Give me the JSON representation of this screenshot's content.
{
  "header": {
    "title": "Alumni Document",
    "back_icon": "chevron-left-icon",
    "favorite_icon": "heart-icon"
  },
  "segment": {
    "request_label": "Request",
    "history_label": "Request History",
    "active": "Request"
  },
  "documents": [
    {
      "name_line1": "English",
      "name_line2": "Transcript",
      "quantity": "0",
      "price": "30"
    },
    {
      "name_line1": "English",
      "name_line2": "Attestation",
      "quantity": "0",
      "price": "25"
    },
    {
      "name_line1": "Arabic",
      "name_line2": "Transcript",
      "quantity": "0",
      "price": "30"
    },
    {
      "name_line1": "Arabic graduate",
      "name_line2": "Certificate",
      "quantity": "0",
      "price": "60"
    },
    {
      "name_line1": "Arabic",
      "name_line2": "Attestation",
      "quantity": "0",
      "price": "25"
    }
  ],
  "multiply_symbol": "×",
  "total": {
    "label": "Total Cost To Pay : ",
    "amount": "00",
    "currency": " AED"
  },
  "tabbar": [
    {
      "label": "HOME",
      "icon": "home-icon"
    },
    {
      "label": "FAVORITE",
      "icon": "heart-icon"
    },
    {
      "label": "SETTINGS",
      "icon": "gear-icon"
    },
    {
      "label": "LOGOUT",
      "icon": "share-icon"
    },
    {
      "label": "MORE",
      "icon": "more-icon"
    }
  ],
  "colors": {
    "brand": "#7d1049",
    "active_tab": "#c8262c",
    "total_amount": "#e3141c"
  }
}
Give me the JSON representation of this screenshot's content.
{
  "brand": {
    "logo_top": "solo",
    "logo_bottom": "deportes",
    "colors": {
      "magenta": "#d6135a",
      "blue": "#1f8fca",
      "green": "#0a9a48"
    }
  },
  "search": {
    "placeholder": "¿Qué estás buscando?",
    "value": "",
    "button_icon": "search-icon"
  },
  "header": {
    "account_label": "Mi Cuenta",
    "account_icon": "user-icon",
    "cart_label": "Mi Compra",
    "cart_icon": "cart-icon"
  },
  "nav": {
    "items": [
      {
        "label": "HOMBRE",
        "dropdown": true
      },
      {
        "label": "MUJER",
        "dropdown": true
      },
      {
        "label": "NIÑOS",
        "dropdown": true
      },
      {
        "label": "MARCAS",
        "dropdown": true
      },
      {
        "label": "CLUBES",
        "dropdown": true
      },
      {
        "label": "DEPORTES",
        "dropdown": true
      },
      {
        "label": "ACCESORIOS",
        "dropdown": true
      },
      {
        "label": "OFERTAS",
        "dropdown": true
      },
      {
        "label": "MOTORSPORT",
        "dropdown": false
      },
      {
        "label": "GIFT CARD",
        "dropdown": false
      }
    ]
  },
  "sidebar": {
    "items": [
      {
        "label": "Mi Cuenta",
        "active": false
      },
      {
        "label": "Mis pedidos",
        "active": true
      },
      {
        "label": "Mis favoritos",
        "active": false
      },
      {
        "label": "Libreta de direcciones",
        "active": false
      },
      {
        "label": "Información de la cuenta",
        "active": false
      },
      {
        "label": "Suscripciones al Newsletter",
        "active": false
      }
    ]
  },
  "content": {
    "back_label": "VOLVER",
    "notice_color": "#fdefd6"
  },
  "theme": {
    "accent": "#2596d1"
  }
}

+===+

→ **WRITTEN INSTRUCTION**
Retype the material in full. Each word must match.

→ **WORKED SOLUTION**
Give me the JSON representation of this screenshot's content.
{
  "header": {
    "title": "Alumni Document",
    "back_icon": "chevron-left-icon",
    "favorite_icon": "heart-icon"
  },
  "segment": {
    "request_label": "Request",
    "history_label": "Request History",
    "active": "Request"
  },
  "documents": [
    {
      "name_line1": "English",
      "name_line2": "Transcript",
      "quantity": "0",
      "price": "30"
    },
    {
      "name_line1": "English",
      "name_line2": "Attestation",
      "quantity": "0",
      "price": "25"
    },
    {
      "name_line1": "Arabic",
      "name_line2": "Transcript",
      "quantity": "0",
      "price": "30"
    },
    {
      "name_line1": "Arabic graduate",
      "name_line2": "Certificate",
      "quantity": "0",
      "price": "60"
    },
    {
      "name_line1": "Arabic",
      "name_line2": "Attestation",
      "quantity": "0",
      "price": "25"
    }
  ],
  "multiply_symbol": "×",
  "total": {
    "label": "Total Cost To Pay : ",
    "amount": "00",
    "currency": " AED"
  },
  "tabbar": [
    {
      "label": "HOME",
      "icon": "home-icon"
    },
    {
      "label": "FAVORITE",
      "icon": "heart-icon"
    },
    {
      "label": "SETTINGS",
      "icon": "gear-icon"
    },
    {
      "label": "LOGOUT",
      "icon": "share-icon"
    },
    {
      "label": "MORE",
      "icon": "more-icon"
    }
  ],
  "colors": {
    "brand": "#7d1049",
    "active_tab": "#c8262c",
    "total_amount": "#e3141c"
  }
}
Give me the JSON representation of this screenshot's content.
{
  "brand": {
    "logo_top": "solo",
    "logo_bottom": "deportes",
    "colors": {
      "magenta": "#d6135a",
      "blue": "#1f8fca",
      "green": "#0a9a48"
    }
  },
  "search": {
    "placeholder": "¿Qué estás buscando?",
    "value": "",
    "button_icon": "search-icon"
  },
  "header": {
    "account_label": "Mi Cuenta",
    "account_icon": "user-icon",
    "cart_label": "Mi Compra",
    "cart_icon": "cart-icon"
  },
  "nav": {
    "items": [
      {
        "label": "HOMBRE",
        "dropdown": true
      },
      {
        "label": "MUJER",
        "dropdown": true
      },
      {
        "label": "NIÑOS",
        "dropdown": true
      },
      {
        "label": "MARCAS",
        "dropdown": true
      },
      {
        "label": "CLUBES",
        "dropdown": true
      },
      {
        "label": "DEPORTES",
        "dropdown": true
      },
      {
        "label": "ACCESORIOS",
        "dropdown": true
      },
      {
        "label": "OFERTAS",
        "dropdown": true
      },
      {
        "label": "MOTORSPORT",
        "dropdown": false
      },
      {
        "label": "GIFT CARD",
        "dropdown": false
      }
    ]
  },
  "sidebar": {
    "items": [
      {
        "label": "Mi Cuenta",
        "active": false
      },
      {
        "label": "Mis pedidos",
        "active": true
      },
      {
        "label": "Mis favoritos",
        "active": false
      },
      {
        "label": "Libreta de direcciones",
        "active": false
      },
      {
        "label": "Información de la cuenta",
        "active": false
      },
      {
        "label": "Suscripciones al Newsletter",
        "active": false
      }
    ]
  },
  "content": {
    "back_label": "VOLVER",
    "notice_color": "#fdefd6"
  },
  "theme": {
    "accent": "#2596d1"
  }
}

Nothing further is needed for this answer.